begin

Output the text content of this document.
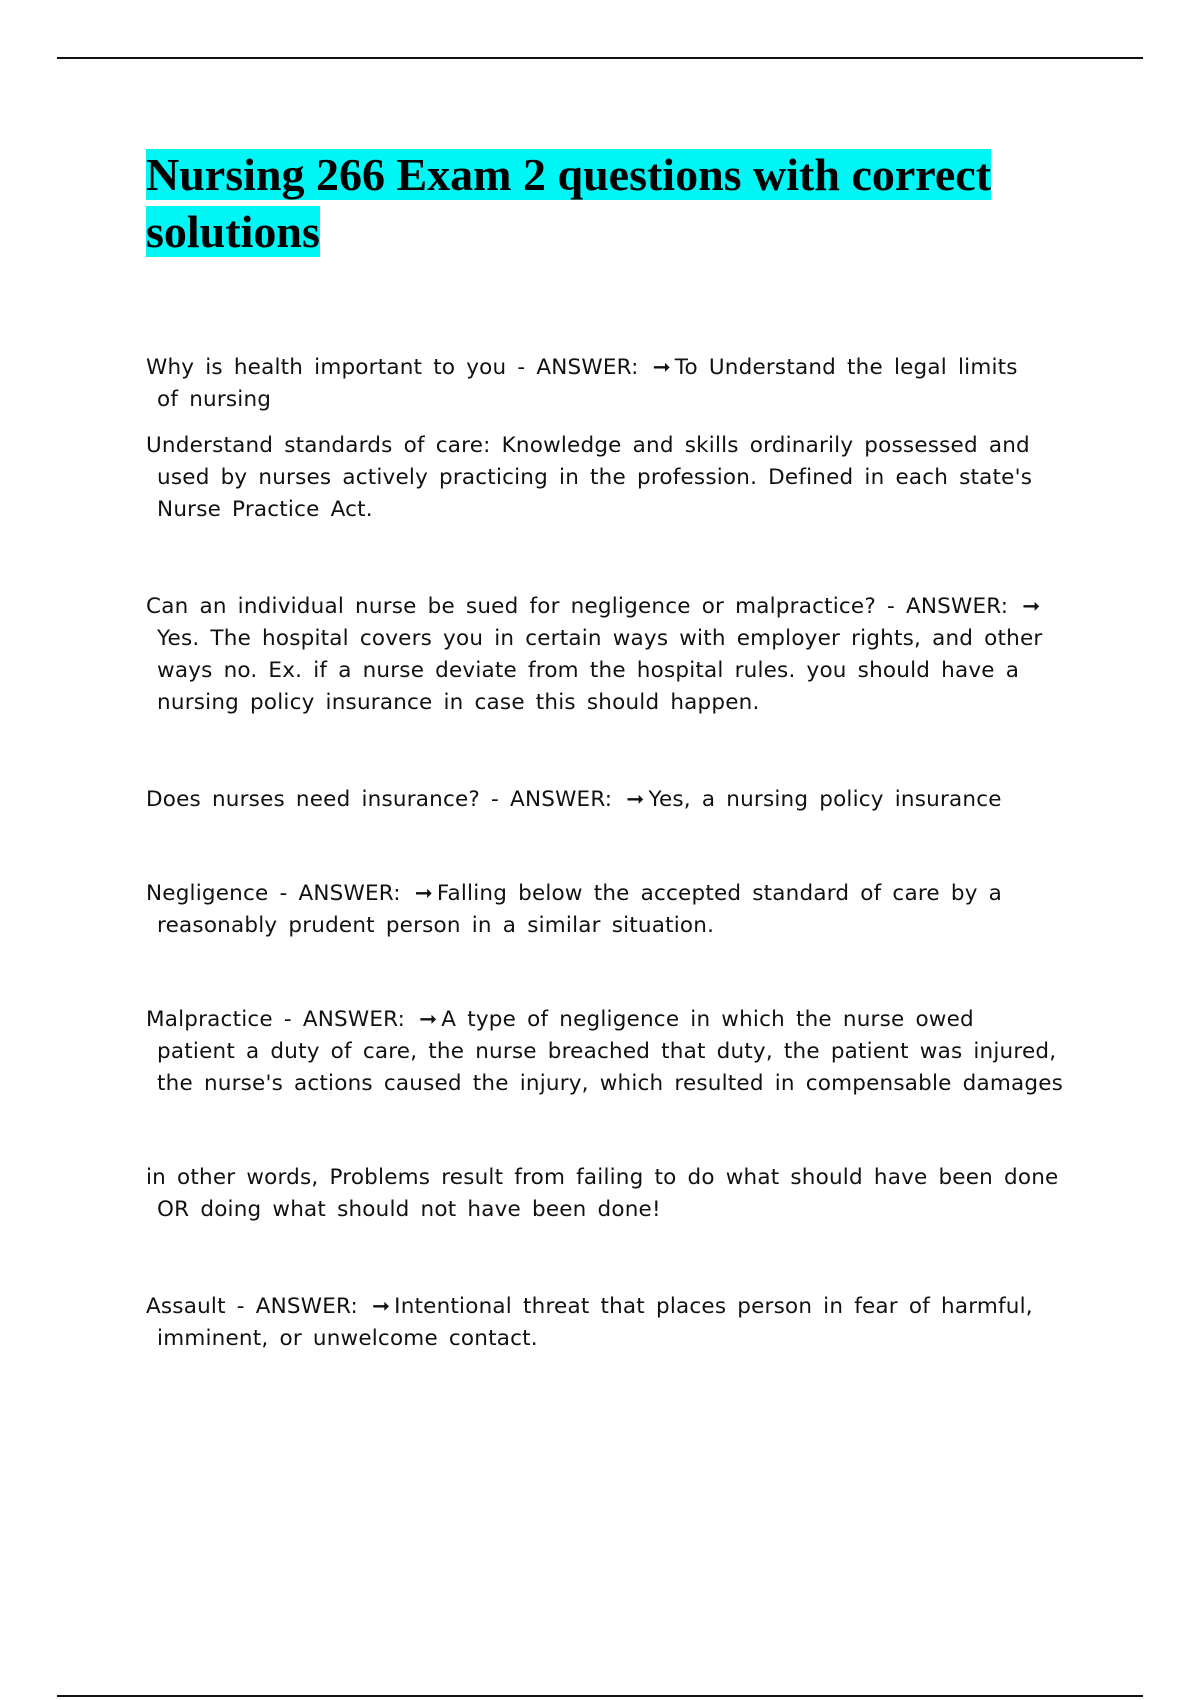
Nursing 266 Exam 2 questions with correct solutions
Why is health important to you - ANSWER: ➞ To Understand the legal limits
of nursing
Understand standards of care: Knowledge and skills ordinarily possessed and
used by nurses actively practicing in the profession. Defined in each state's
Nurse Practice Act.
Can an individual nurse be sued for negligence or malpractice? - ANSWER: ➞
Yes. The hospital covers you in certain ways with employer rights, and other
ways no. Ex. if a nurse deviate from the hospital rules. you should have a
nursing policy insurance in case this should happen.
Does nurses need insurance? - ANSWER: ➞ Yes, a nursing policy insurance
Negligence - ANSWER: ➞ Falling below the accepted standard of care by a
reasonably prudent person in a similar situation.
Malpractice - ANSWER: ➞ A type of negligence in which the nurse owed
patient a duty of care, the nurse breached that duty, the patient was injured,
the nurse's actions caused the injury, which resulted in compensable damages
in other words, Problems result from failing to do what should have been done
OR doing what should not have been done!
Assault - ANSWER: ➞ Intentional threat that places person in fear of harmful,
imminent, or unwelcome contact.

end

GOAL
Your task is to transcribe all of the records precisely, with no images included.

REPLY TO THE TASK
Output the text content of this document.
Nursing 266 Exam 2 questions with correct solutions
Why is health important to you - ANSWER: ➞ To Understand the legal limits
of nursing
Understand standards of care: Knowledge and skills ordinarily possessed and
used by nurses actively practicing in the profession. Defined in each state's
Nurse Practice Act.
Can an individual nurse be sued for negligence or malpractice? - ANSWER: ➞
Yes. The hospital covers you in certain ways with employer rights, and other
ways no. Ex. if a nurse deviate from the hospital rules. you should have a
nursing policy insurance in case this should happen.
Does nurses need insurance? - ANSWER: ➞ Yes, a nursing policy insurance
Negligence - ANSWER: ➞ Falling below the accepted standard of care by a
reasonably prudent person in a similar situation.
Malpractice - ANSWER: ➞ A type of negligence in which the nurse owed
patient a duty of care, the nurse breached that duty, the patient was injured,
the nurse's actions caused the injury, which resulted in compensable damages
in other words, Problems result from failing to do what should have been done
OR doing what should not have been done!
Assault - ANSWER: ➞ Intentional threat that places person in fear of harmful,
imminent, or unwelcome contact.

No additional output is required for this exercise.